Identify each line below containing the string "Fidenco" and copy it.
--- start GIVEN RECORDS ---
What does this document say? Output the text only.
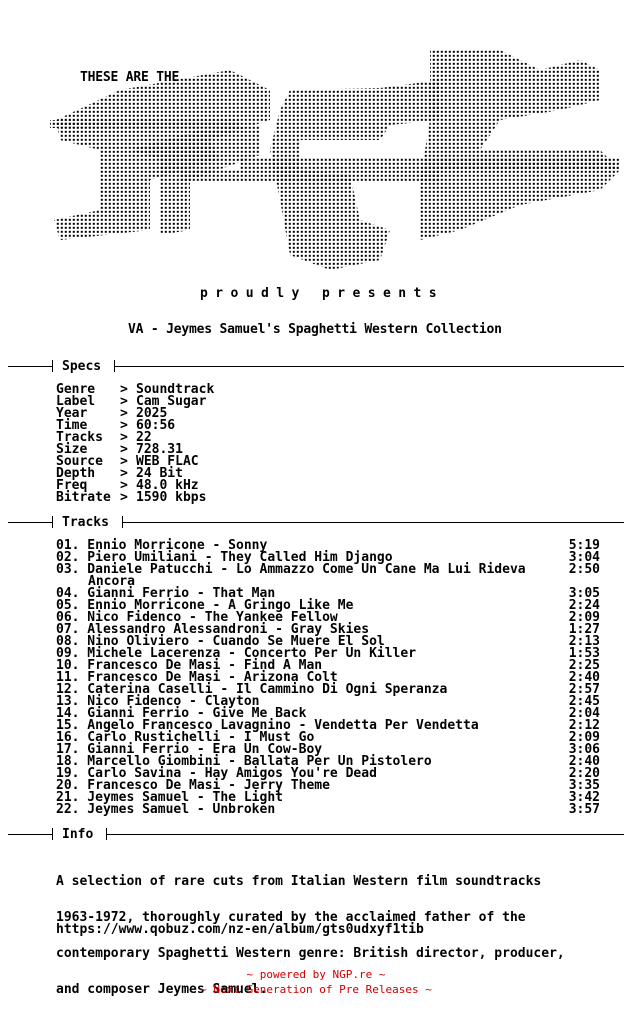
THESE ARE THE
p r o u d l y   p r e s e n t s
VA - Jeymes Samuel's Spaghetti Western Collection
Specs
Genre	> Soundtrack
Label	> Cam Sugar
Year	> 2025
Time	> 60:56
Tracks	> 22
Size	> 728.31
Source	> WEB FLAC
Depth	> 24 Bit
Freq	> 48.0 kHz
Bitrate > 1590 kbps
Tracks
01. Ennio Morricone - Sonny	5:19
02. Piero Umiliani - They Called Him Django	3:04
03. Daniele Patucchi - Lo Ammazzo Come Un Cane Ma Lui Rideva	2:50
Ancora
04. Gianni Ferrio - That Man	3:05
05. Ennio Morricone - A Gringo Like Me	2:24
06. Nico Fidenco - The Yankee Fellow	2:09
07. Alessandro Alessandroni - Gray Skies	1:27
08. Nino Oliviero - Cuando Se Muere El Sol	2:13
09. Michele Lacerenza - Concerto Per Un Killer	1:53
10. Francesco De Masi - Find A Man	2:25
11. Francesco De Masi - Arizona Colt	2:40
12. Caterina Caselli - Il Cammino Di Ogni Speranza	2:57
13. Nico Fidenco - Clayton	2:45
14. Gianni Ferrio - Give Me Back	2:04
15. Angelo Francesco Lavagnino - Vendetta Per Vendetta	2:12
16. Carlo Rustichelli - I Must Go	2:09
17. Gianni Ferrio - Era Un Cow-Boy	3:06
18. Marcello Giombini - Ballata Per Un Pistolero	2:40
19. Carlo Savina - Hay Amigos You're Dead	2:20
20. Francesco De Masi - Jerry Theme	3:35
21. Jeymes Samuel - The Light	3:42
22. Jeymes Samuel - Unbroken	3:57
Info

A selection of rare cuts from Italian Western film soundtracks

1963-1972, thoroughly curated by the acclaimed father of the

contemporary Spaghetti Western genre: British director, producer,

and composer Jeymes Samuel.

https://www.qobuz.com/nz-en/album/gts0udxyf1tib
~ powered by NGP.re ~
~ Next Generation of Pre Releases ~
--- end GIVEN RECORDS ---
--- start GIVEN RECORDS ---
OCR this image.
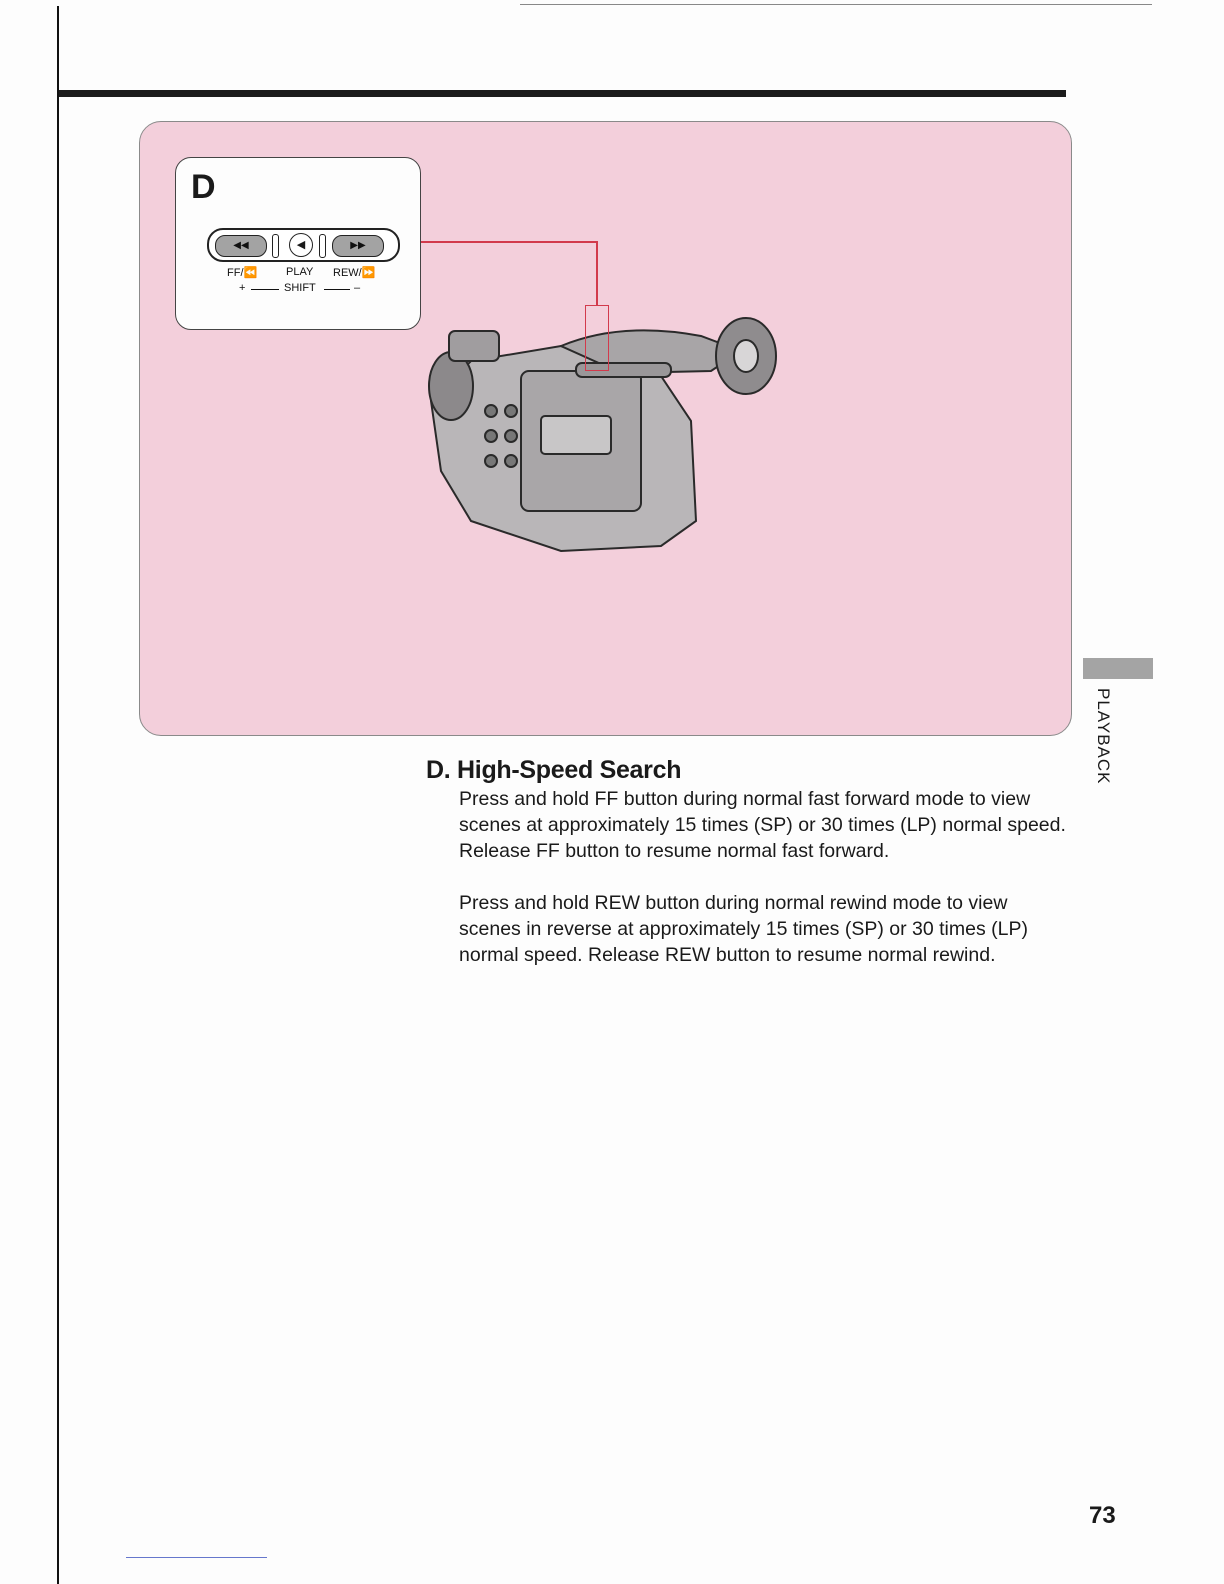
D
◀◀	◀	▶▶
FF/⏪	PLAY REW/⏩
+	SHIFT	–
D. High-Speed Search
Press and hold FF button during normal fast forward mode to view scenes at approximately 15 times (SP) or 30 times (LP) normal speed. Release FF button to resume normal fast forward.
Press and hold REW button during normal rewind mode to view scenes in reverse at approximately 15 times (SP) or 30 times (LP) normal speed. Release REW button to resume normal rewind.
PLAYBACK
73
--- end GIVEN RECORDS ---
§ **THE SOLUTION**:
06. Nico Fidenco - The Yankee Fellow	2:09
13. Nico Fidenco - Clayton	2:45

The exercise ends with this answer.